Dataset records:
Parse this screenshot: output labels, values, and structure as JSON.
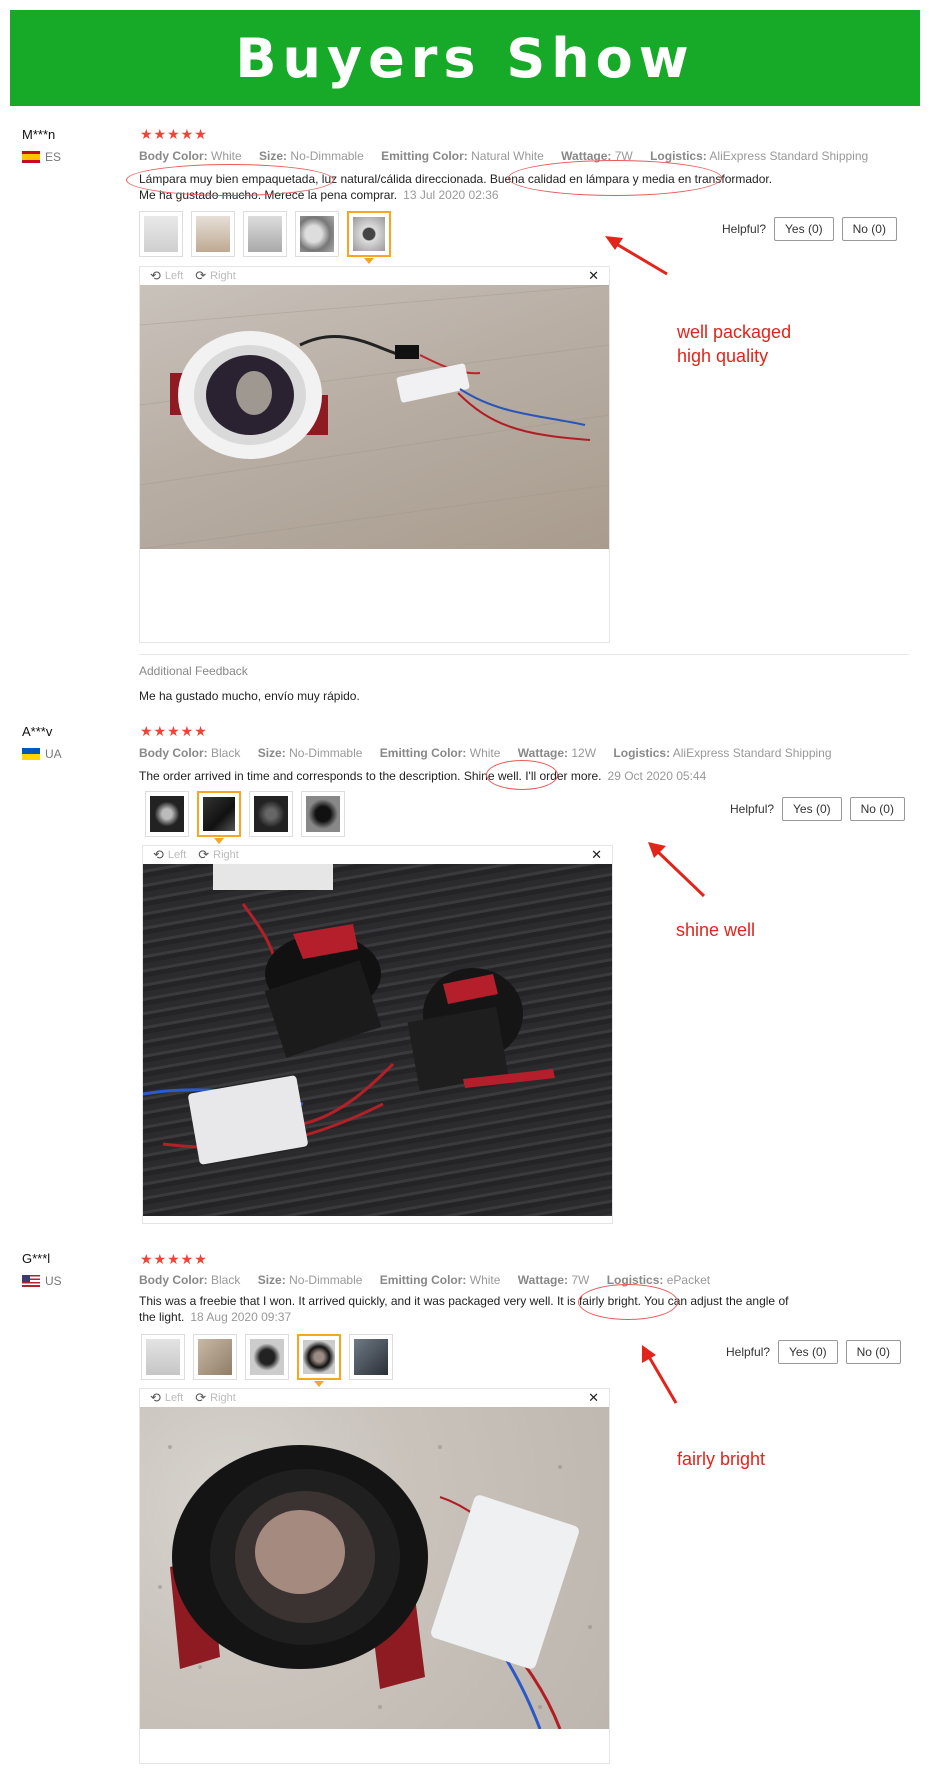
{
  "banner": {
    "title": "Buyers Show"
  },
  "labels": {
    "body_color": "Body Color:",
    "size": "Size:",
    "emitting_color": "Emitting Color:",
    "wattage": "Wattage:",
    "logistics": "Logistics:",
    "helpful": "Helpful?",
    "viewer_left": "Left",
    "viewer_right": "Right",
    "additional_feedback": "Additional Feedback"
  },
  "reviews": [
    {
      "name": "M***n",
      "country": "ES",
      "stars": "★★★★★",
      "body_color": "White",
      "size": "No-Dimmable",
      "emitting_color": "Natural White",
      "wattage": "7W",
      "logistics": "AliExpress Standard Shipping",
      "comment": "Lámpara muy bien empaquetada, luz natural/cálida direccionada. Buena calidad en lámpara y media en transformador. Me ha gustado mucho. Merece la pena comprar.",
      "date": "13 Jul 2020 02:36",
      "yes": "Yes (0)",
      "no": "No (0)",
      "note": "well packaged\nhigh quality",
      "additional": "Me ha gustado mucho, envío muy rápido."
    },
    {
      "name": "A***v",
      "country": "UA",
      "stars": "★★★★★",
      "body_color": "Black",
      "size": "No-Dimmable",
      "emitting_color": "White",
      "wattage": "12W",
      "logistics": "AliExpress Standard Shipping",
      "comment": "The order arrived in time and corresponds to the description. Shine well. I'll order more.",
      "date": "29 Oct 2020 05:44",
      "yes": "Yes (0)",
      "no": "No (0)",
      "note": "shine well"
    },
    {
      "name": "G***l",
      "country": "US",
      "stars": "★★★★★",
      "body_color": "Black",
      "size": "No-Dimmable",
      "emitting_color": "White",
      "wattage": "7W",
      "logistics": "ePacket",
      "comment": "This was a freebie that I won. It arrived quickly, and it was packaged very well. It is fairly bright. You can adjust the angle of the light.",
      "date": "18 Aug 2020 09:37",
      "yes": "Yes (0)",
      "no": "No (0)",
      "note": "fairly bright"
    }
  ],
  "colors": {
    "banner": "#17aa28",
    "stars": "#f44336",
    "annotation": "#e3241b",
    "active_thumb": "#f5a623"
  },
  "icons": [
    "rotate-left-icon",
    "rotate-right-icon",
    "close-icon",
    "arrow-pointer-icon"
  ]
}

# Problem to solve
Go through the listing above and write it all out exactly, leaving out any picture.

# Worked solution
Parse this screenshot: output labels, values, and structure as JSON.
{
  "banner": {
    "title": "Buyers Show"
  },
  "labels": {
    "body_color": "Body Color:",
    "size": "Size:",
    "emitting_color": "Emitting Color:",
    "wattage": "Wattage:",
    "logistics": "Logistics:",
    "helpful": "Helpful?",
    "viewer_left": "Left",
    "viewer_right": "Right",
    "additional_feedback": "Additional Feedback"
  },
  "reviews": [
    {
      "name": "M***n",
      "country": "ES",
      "stars": "★★★★★",
      "body_color": "White",
      "size": "No-Dimmable",
      "emitting_color": "Natural White",
      "wattage": "7W",
      "logistics": "AliExpress Standard Shipping",
      "comment": "Lámpara muy bien empaquetada, luz natural/cálida direccionada. Buena calidad en lámpara y media en transformador. Me ha gustado mucho. Merece la pena comprar.",
      "date": "13 Jul 2020 02:36",
      "yes": "Yes (0)",
      "no": "No (0)",
      "note": "well packaged\nhigh quality",
      "additional": "Me ha gustado mucho, envío muy rápido."
    },
    {
      "name": "A***v",
      "country": "UA",
      "stars": "★★★★★",
      "body_color": "Black",
      "size": "No-Dimmable",
      "emitting_color": "White",
      "wattage": "12W",
      "logistics": "AliExpress Standard Shipping",
      "comment": "The order arrived in time and corresponds to the description. Shine well. I'll order more.",
      "date": "29 Oct 2020 05:44",
      "yes": "Yes (0)",
      "no": "No (0)",
      "note": "shine well"
    },
    {
      "name": "G***l",
      "country": "US",
      "stars": "★★★★★",
      "body_color": "Black",
      "size": "No-Dimmable",
      "emitting_color": "White",
      "wattage": "7W",
      "logistics": "ePacket",
      "comment": "This was a freebie that I won. It arrived quickly, and it was packaged very well. It is fairly bright. You can adjust the angle of the light.",
      "date": "18 Aug 2020 09:37",
      "yes": "Yes (0)",
      "no": "No (0)",
      "note": "fairly bright"
    }
  ],
  "colors": {
    "banner": "#17aa28",
    "stars": "#f44336",
    "annotation": "#e3241b",
    "active_thumb": "#f5a623"
  },
  "icons": [
    "rotate-left-icon",
    "rotate-right-icon",
    "close-icon",
    "arrow-pointer-icon"
  ]
}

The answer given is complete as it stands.